• [Entries shown]:
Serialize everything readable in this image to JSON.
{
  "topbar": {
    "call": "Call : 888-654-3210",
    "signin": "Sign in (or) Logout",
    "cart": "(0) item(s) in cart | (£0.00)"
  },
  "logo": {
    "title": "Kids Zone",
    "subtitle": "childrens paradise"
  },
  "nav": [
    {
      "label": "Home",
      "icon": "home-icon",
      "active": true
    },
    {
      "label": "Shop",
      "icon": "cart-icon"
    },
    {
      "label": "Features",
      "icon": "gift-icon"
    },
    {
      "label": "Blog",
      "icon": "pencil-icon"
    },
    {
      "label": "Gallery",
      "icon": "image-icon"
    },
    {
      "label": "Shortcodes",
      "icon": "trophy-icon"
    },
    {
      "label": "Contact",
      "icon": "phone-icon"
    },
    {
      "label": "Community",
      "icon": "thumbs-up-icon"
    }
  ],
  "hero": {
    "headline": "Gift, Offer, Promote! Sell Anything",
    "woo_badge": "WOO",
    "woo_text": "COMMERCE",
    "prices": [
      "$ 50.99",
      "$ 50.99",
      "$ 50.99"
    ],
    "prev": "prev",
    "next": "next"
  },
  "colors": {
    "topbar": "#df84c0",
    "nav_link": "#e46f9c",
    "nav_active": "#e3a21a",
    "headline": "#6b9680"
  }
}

==

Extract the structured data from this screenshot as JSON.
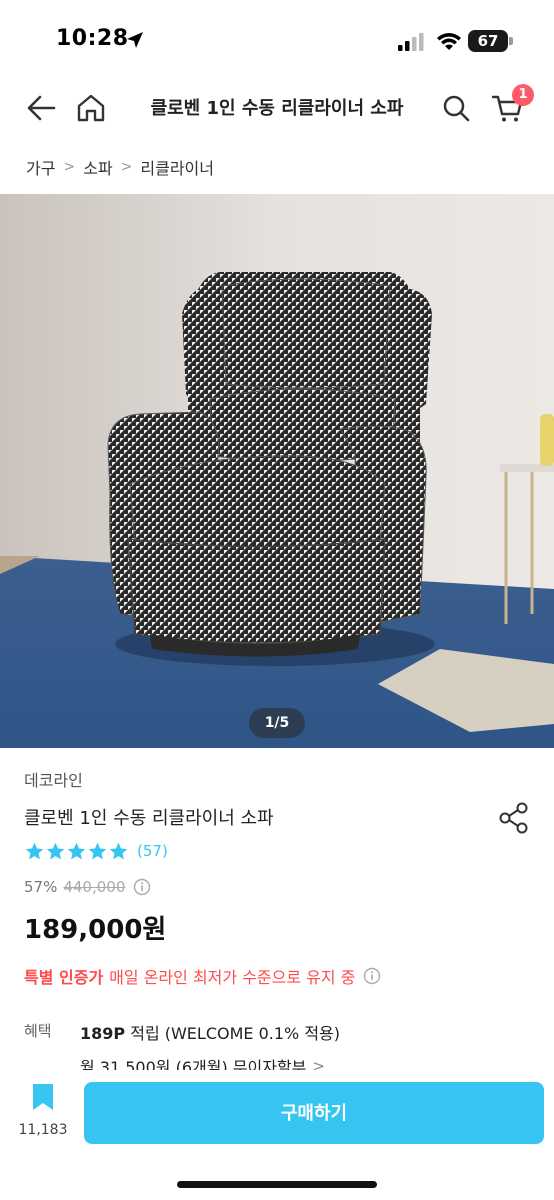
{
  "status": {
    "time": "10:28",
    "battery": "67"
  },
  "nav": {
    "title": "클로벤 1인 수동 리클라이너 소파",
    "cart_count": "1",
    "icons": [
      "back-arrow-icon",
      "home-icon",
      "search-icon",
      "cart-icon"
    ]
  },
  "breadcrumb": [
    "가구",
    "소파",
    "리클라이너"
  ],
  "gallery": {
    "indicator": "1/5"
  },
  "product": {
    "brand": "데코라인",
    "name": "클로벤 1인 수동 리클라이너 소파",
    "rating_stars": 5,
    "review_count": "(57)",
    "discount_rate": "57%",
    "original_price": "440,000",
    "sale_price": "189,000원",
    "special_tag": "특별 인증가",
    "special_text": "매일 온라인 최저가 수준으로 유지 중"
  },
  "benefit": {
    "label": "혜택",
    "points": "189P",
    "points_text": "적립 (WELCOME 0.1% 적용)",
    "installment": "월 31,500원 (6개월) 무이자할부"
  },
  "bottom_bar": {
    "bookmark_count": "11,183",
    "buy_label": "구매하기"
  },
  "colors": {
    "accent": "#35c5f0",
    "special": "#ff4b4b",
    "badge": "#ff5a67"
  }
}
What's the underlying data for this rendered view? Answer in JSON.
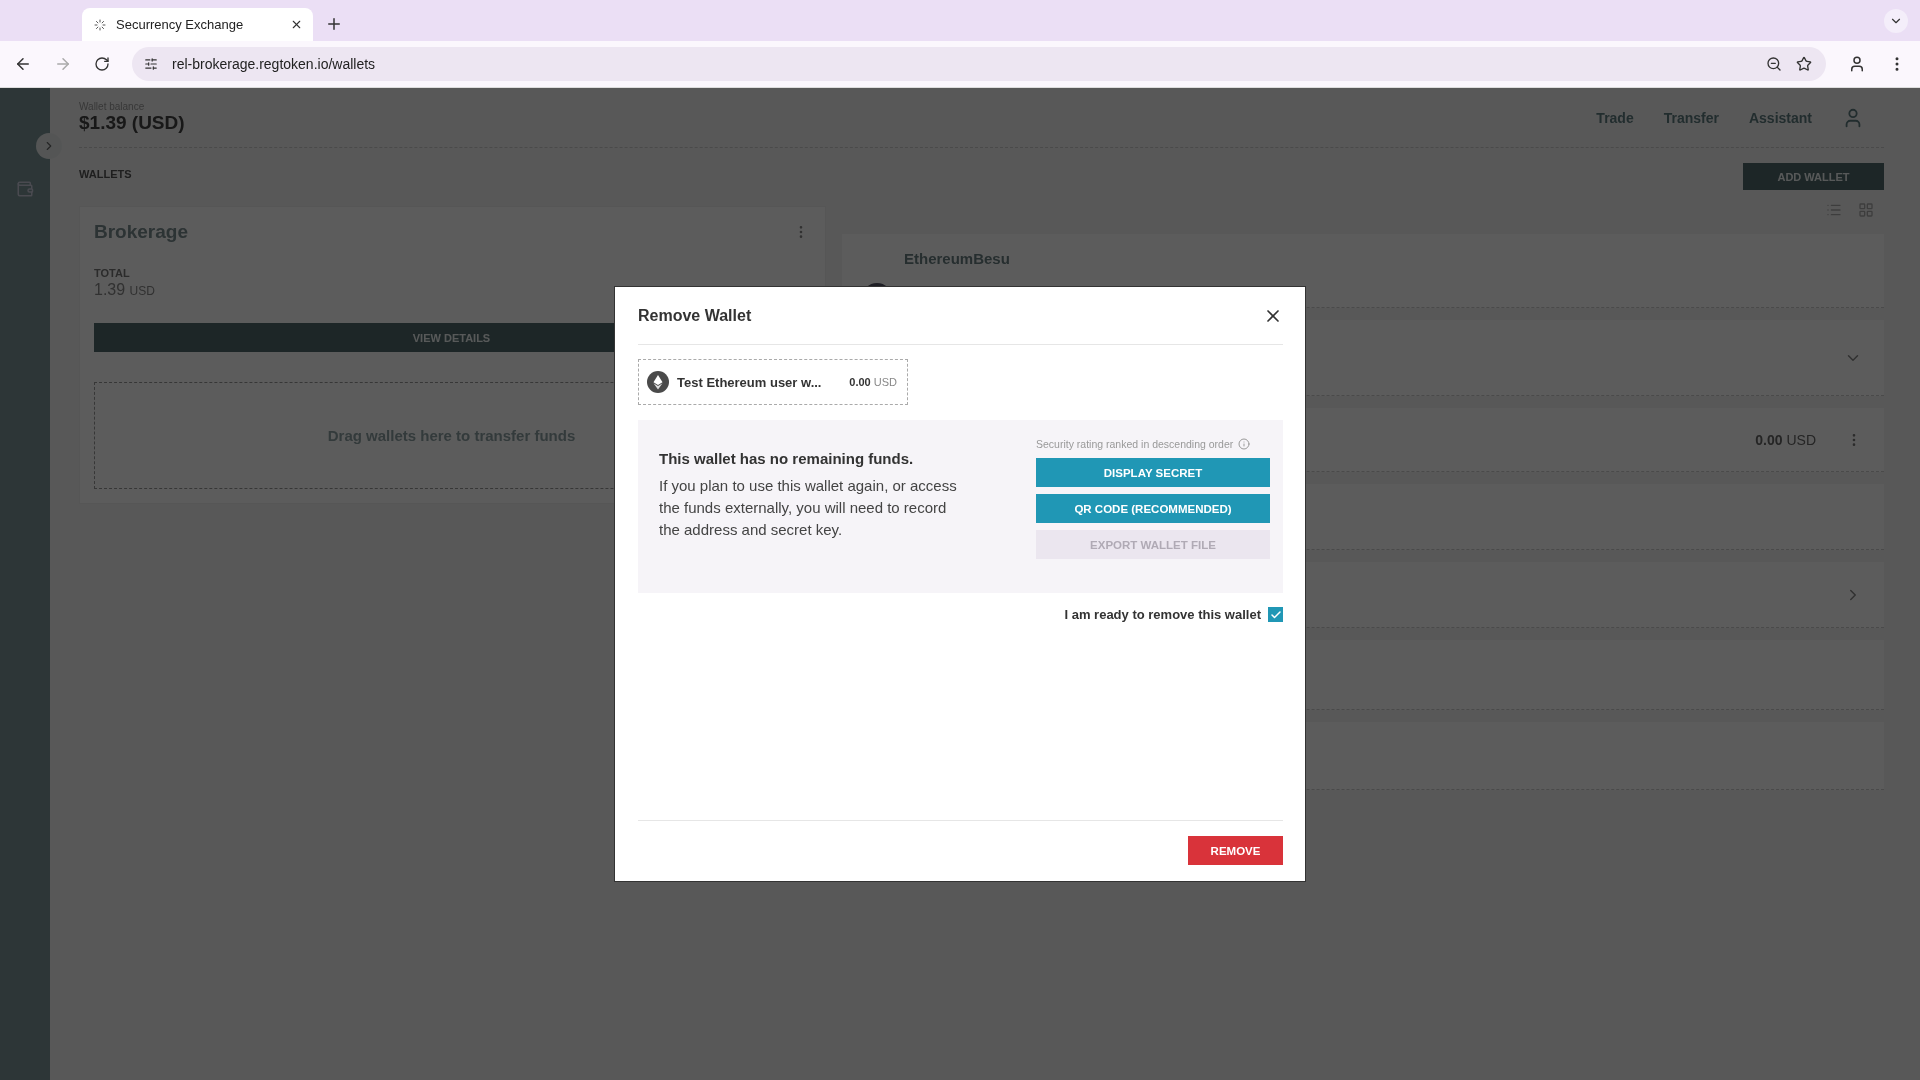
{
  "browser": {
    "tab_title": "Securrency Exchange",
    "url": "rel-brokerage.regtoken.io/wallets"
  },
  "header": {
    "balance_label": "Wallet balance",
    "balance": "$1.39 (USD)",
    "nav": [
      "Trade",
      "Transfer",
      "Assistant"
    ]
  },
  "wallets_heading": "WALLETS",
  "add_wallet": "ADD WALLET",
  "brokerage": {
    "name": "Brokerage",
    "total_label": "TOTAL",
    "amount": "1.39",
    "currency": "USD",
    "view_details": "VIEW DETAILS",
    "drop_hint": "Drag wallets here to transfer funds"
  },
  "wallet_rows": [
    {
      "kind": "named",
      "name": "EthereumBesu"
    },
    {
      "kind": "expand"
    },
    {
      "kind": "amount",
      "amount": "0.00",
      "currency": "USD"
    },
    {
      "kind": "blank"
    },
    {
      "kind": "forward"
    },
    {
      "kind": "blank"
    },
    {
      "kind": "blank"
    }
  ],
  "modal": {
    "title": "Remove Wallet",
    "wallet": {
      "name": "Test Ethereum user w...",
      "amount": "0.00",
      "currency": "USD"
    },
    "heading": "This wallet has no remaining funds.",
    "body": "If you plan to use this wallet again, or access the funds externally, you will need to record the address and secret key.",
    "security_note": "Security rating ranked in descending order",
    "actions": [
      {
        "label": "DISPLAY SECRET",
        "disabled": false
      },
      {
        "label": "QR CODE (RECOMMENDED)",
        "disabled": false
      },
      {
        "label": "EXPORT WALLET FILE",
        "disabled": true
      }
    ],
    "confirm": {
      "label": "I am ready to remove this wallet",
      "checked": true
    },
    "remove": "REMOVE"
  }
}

• [Exercise aim]: Report only how many lines of the listing hold the word "data".

• [Answer to this exercise]: 2